▶ [Your objective] Count the lines below that contain the word "حياة", and report only that number.

▶ [Input data]
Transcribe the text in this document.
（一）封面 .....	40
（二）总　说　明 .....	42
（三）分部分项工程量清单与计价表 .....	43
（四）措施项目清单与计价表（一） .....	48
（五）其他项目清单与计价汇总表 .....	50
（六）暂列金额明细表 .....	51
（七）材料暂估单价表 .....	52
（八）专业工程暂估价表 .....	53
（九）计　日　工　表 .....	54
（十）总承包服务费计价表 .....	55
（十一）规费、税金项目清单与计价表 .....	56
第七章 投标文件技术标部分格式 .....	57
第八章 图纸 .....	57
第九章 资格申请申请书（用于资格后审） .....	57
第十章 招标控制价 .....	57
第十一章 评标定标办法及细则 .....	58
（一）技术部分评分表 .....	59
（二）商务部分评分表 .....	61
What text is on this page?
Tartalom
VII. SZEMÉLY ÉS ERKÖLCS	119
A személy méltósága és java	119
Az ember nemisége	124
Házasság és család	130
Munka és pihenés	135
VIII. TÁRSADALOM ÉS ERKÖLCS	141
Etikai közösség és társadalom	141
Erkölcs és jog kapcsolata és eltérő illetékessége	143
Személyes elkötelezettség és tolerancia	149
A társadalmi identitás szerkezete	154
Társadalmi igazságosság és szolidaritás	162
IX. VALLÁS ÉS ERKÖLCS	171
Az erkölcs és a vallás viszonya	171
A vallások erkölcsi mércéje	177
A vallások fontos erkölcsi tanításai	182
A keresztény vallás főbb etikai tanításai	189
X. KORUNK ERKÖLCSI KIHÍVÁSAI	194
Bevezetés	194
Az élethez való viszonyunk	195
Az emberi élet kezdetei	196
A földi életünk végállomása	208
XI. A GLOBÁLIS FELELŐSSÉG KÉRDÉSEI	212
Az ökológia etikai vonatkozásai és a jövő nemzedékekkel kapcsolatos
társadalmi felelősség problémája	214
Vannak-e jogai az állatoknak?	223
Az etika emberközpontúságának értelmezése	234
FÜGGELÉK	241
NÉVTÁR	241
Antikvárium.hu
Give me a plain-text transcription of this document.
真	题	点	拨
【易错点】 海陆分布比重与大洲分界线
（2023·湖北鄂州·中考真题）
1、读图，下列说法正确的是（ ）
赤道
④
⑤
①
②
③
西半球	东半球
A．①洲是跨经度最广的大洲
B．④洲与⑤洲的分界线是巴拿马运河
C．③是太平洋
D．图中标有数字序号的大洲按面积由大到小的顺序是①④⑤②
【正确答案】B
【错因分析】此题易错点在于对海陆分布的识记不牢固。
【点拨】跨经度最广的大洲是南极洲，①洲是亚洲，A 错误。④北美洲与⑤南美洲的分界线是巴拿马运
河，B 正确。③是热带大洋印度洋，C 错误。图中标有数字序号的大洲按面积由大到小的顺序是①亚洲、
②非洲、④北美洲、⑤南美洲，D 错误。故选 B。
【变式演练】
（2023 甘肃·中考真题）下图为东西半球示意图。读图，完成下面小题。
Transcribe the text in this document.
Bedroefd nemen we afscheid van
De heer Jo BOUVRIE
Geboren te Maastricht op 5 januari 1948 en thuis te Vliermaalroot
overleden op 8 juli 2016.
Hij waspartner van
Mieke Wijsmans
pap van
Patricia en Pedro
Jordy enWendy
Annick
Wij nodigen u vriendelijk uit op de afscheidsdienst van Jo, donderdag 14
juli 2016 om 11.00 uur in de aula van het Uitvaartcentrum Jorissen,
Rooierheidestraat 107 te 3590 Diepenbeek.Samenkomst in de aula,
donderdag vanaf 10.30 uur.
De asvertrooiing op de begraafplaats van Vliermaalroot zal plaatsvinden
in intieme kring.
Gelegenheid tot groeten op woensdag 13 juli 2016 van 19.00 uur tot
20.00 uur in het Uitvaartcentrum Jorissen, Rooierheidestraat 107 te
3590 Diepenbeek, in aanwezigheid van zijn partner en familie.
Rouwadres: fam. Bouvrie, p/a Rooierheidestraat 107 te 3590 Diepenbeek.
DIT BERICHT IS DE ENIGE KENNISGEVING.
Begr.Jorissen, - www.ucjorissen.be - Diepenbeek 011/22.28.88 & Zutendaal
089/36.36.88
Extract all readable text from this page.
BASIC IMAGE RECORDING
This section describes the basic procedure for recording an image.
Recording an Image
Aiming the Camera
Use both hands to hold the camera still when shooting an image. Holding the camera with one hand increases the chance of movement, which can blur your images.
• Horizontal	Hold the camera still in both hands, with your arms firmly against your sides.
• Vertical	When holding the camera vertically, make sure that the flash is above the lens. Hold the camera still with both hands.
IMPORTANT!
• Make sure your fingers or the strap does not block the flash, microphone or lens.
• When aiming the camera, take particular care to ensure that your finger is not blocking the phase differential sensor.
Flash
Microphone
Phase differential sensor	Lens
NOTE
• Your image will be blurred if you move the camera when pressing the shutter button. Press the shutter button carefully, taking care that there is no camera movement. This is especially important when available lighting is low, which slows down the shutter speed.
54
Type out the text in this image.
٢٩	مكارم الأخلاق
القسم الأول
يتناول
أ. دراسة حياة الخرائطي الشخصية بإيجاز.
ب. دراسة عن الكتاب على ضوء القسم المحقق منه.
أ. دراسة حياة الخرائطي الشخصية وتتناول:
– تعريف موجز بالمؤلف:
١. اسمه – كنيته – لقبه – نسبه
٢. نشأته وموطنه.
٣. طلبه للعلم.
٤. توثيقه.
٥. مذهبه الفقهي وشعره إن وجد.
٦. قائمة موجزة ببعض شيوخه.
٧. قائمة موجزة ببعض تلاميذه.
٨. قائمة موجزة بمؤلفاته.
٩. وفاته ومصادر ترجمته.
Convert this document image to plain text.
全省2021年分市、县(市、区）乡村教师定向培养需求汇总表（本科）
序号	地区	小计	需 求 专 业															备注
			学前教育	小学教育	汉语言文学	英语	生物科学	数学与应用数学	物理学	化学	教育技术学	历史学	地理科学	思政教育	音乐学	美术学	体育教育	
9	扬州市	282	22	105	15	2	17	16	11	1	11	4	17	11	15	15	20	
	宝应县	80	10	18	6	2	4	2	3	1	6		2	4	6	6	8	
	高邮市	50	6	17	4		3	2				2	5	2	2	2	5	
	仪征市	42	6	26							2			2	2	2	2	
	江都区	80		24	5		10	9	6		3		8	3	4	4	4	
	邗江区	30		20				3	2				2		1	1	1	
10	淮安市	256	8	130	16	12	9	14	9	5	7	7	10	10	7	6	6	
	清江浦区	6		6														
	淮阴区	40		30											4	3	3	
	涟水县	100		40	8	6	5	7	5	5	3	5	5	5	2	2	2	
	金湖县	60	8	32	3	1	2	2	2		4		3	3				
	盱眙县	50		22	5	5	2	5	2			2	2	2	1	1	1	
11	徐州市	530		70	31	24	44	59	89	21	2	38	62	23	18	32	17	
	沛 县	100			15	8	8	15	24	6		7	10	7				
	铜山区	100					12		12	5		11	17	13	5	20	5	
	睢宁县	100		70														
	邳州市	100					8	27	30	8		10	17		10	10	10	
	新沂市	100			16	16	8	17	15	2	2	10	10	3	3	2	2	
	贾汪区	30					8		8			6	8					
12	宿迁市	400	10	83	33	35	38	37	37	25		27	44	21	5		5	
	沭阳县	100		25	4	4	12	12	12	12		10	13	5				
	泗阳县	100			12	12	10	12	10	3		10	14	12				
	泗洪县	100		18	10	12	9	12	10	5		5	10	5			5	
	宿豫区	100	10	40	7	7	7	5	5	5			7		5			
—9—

▶ [Result] 2